WHAT THIS TASK INVOLVES: Skip the pictures. Repeat everything else in the records word for word.

STORED RECORDS:

[Start]

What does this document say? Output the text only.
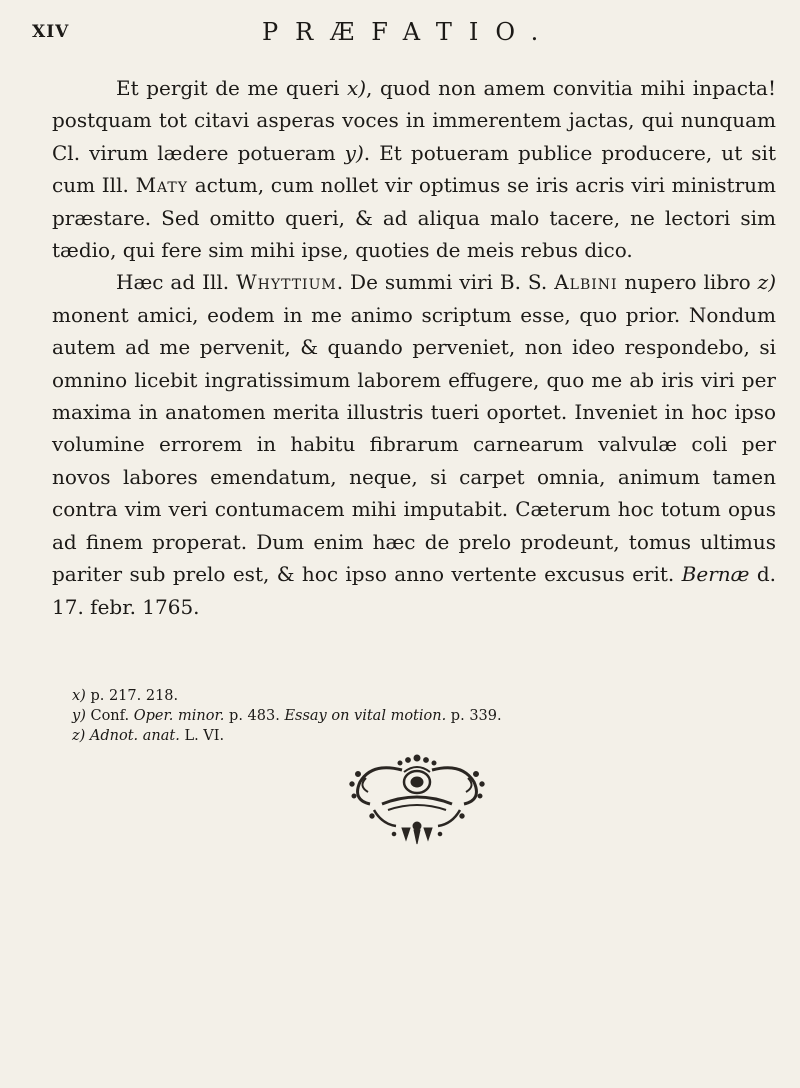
XIV	PRÆFATIO.

Et pergit de me queri x), quod non amem convitia mihi inpacta! postquam tot citavi asperas voces in immerentem jactas, qui nunquam Cl. virum lædere potueram y). Et potueram publice producere, ut sit cum Ill. Maty actum, cum nollet vir optimus se iris acris viri ministrum præstare. Sed omitto queri, & ad aliqua malo tacere, ne lectori sim tædio, qui fere sim mihi ipse, quoties de meis rebus dico.

Hæc ad Ill. Whyttium. De summi viri B. S. Albini nupero libro z) monent amici, eodem in me animo scriptum esse, quo prior. Nondum autem ad me pervenit, & quando perveniet, non ideo respondebo, si omnino licebit ingratissimum laborem effugere, quo me ab iris viri per maxima in anatomen merita illustris tueri oportet. Inveniet in hoc ipso volumine errorem in habitu fibrarum carnearum valvulæ coli per novos labores emendatum, neque, si carpet omnia, animum tamen contra vim veri contumacem mihi imputabit. Cæterum hoc totum opus ad finem properat. Dum enim hæc de prelo prodeunt, tomus ultimus pariter sub prelo est, & hoc ipso anno vertente excusus erit. Bernæ d. 17. febr. 1765.

x) p. 217. 218.
y) Conf. Oper. minor. p. 483. Essay on vital motion. p. 339.
z) Adnot. anat. L. VI.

[End]

IN RESPONSE:
What does this document say? Output the text only.
XIV	PRÆFATIO.

Et pergit de me queri x), quod non amem convitia mihi inpacta! postquam tot citavi asperas voces in immerentem jactas, qui nunquam Cl. virum lædere potueram y). Et potueram publice producere, ut sit cum Ill. Maty actum, cum nollet vir optimus se iris acris viri ministrum præstare. Sed omitto queri, & ad aliqua malo tacere, ne lectori sim tædio, qui fere sim mihi ipse, quoties de meis rebus dico.

Hæc ad Ill. Whyttium. De summi viri B. S. Albini nupero libro z) monent amici, eodem in me animo scriptum esse, quo prior. Nondum autem ad me pervenit, & quando perveniet, non ideo respondebo, si omnino licebit ingratissimum laborem effugere, quo me ab iris viri per maxima in anatomen merita illustris tueri oportet. Inveniet in hoc ipso volumine errorem in habitu fibrarum carnearum valvulæ coli per novos labores emendatum, neque, si carpet omnia, animum tamen contra vim veri contumacem mihi imputabit. Cæterum hoc totum opus ad finem properat. Dum enim hæc de prelo prodeunt, tomus ultimus pariter sub prelo est, & hoc ipso anno vertente excusus erit. Bernæ d. 17. febr. 1765.

x) p. 217. 218.
y) Conf. Oper. minor. p. 483. Essay on vital motion. p. 339.
z) Adnot. anat. L. VI.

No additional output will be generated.